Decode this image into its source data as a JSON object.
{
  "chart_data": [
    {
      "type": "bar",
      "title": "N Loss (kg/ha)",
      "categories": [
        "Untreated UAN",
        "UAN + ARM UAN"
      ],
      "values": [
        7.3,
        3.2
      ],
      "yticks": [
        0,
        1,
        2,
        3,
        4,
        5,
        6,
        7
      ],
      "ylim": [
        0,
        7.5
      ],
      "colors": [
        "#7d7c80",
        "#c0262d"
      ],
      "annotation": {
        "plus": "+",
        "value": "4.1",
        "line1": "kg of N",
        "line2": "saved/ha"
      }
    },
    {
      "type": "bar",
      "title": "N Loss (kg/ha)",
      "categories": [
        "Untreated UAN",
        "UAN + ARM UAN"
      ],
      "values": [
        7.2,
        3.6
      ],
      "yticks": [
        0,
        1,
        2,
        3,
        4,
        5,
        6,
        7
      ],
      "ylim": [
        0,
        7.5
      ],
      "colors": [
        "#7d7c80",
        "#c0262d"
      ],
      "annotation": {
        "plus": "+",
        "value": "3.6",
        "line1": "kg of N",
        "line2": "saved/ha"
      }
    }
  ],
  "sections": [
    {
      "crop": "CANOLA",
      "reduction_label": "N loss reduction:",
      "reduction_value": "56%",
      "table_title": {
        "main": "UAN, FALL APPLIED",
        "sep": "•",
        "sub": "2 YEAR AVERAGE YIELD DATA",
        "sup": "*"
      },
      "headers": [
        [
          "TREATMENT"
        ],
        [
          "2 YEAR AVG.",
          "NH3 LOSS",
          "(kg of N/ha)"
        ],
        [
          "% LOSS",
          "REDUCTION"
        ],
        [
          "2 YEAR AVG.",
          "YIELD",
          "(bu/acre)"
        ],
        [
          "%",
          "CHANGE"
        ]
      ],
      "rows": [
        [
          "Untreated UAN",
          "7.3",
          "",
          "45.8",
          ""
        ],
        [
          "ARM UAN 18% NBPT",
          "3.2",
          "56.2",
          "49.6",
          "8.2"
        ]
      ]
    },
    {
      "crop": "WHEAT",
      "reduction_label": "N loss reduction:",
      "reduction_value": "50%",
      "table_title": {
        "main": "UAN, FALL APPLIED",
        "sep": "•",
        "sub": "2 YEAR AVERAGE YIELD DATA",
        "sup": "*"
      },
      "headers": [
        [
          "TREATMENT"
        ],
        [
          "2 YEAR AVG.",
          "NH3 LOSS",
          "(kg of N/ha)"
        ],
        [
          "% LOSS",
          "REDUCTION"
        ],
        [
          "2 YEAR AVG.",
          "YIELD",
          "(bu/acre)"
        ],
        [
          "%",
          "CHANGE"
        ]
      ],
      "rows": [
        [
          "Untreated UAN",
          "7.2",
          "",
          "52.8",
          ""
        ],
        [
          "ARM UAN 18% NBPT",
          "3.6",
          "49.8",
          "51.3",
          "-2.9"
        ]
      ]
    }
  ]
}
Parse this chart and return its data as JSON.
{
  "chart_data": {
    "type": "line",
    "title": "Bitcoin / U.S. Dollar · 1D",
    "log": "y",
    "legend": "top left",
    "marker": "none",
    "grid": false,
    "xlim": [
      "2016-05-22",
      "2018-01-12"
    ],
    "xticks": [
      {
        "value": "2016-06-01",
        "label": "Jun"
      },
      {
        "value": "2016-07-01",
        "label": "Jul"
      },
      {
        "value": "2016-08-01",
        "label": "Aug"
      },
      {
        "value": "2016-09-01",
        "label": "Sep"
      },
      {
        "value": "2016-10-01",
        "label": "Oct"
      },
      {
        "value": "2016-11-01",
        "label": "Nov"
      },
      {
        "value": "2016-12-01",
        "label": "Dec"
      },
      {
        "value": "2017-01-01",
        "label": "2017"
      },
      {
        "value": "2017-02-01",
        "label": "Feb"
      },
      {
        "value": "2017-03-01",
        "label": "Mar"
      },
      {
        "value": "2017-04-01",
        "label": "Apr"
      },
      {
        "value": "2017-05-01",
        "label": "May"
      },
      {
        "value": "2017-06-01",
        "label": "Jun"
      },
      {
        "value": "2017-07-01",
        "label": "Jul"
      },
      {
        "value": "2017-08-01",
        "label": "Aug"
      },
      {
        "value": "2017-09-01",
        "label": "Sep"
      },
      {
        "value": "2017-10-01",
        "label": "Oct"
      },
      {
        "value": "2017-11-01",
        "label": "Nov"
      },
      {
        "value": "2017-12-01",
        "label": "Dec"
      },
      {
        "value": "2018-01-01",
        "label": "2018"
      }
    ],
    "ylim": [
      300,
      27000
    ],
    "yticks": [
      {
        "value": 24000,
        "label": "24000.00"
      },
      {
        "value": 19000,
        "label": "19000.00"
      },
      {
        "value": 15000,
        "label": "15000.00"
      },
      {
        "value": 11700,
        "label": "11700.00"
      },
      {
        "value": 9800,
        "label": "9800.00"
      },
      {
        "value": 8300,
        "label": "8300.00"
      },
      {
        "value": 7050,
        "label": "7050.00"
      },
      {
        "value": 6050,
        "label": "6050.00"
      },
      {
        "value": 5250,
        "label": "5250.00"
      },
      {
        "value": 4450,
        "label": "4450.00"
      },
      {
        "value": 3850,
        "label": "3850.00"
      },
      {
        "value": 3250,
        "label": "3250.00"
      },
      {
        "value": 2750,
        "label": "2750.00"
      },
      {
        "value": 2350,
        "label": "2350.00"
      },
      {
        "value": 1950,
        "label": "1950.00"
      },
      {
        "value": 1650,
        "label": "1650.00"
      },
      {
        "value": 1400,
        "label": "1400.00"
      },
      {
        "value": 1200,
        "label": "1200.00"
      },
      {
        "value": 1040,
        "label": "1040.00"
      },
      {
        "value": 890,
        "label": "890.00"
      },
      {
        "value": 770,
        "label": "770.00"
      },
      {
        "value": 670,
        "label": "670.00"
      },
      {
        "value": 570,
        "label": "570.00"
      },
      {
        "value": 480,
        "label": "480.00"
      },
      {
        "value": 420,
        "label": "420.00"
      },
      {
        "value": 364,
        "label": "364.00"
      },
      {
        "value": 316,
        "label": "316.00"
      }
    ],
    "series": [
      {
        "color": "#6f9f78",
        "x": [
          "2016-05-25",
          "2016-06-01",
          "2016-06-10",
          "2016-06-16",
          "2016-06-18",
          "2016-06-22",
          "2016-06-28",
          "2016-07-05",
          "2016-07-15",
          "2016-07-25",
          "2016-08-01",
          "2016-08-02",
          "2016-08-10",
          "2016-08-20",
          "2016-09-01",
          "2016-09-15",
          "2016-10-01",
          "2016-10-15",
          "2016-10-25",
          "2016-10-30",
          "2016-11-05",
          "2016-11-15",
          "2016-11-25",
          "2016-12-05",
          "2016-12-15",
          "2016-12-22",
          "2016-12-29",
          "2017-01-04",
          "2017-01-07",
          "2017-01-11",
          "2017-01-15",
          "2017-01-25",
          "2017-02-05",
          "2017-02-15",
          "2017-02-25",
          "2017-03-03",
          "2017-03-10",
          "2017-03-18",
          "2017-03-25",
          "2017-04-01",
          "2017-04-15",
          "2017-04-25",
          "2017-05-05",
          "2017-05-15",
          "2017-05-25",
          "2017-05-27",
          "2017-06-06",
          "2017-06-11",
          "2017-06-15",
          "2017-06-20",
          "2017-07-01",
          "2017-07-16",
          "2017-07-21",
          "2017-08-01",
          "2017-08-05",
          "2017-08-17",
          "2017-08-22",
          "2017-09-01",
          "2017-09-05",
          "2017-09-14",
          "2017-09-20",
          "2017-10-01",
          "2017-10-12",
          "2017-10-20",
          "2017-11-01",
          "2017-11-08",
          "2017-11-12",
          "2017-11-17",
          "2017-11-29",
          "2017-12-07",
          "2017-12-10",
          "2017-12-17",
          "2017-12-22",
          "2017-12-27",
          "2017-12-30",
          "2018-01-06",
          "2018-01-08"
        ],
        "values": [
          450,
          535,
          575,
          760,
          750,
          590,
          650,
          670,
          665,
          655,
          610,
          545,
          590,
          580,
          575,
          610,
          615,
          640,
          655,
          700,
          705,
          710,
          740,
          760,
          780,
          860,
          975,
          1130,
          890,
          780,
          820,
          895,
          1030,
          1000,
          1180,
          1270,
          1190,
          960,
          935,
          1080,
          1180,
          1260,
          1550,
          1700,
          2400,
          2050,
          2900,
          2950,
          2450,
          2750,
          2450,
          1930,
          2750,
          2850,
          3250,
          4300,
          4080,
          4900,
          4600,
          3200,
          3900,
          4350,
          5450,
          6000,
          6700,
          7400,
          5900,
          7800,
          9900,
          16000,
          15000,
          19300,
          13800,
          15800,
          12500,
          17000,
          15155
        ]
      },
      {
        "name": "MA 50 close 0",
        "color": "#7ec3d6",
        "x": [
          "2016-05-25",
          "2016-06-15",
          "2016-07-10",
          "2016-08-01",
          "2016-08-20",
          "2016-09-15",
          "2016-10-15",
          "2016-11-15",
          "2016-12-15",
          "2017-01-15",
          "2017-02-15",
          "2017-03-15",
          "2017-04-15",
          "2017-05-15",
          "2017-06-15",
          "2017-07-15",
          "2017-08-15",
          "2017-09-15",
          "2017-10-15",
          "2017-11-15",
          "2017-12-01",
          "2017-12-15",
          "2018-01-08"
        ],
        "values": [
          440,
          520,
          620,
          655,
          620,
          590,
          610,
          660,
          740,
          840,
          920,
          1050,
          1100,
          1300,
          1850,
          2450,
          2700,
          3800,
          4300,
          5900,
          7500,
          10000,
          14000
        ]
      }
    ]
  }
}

---

**WRITTEN EXERCISE**
In the records above, find each line that holds the word "JSON"; copy all such lines.

**WRITTEN RESPONSE**
Decode this image into its source data as a JSON object.
Parse this chart and return its data as JSON.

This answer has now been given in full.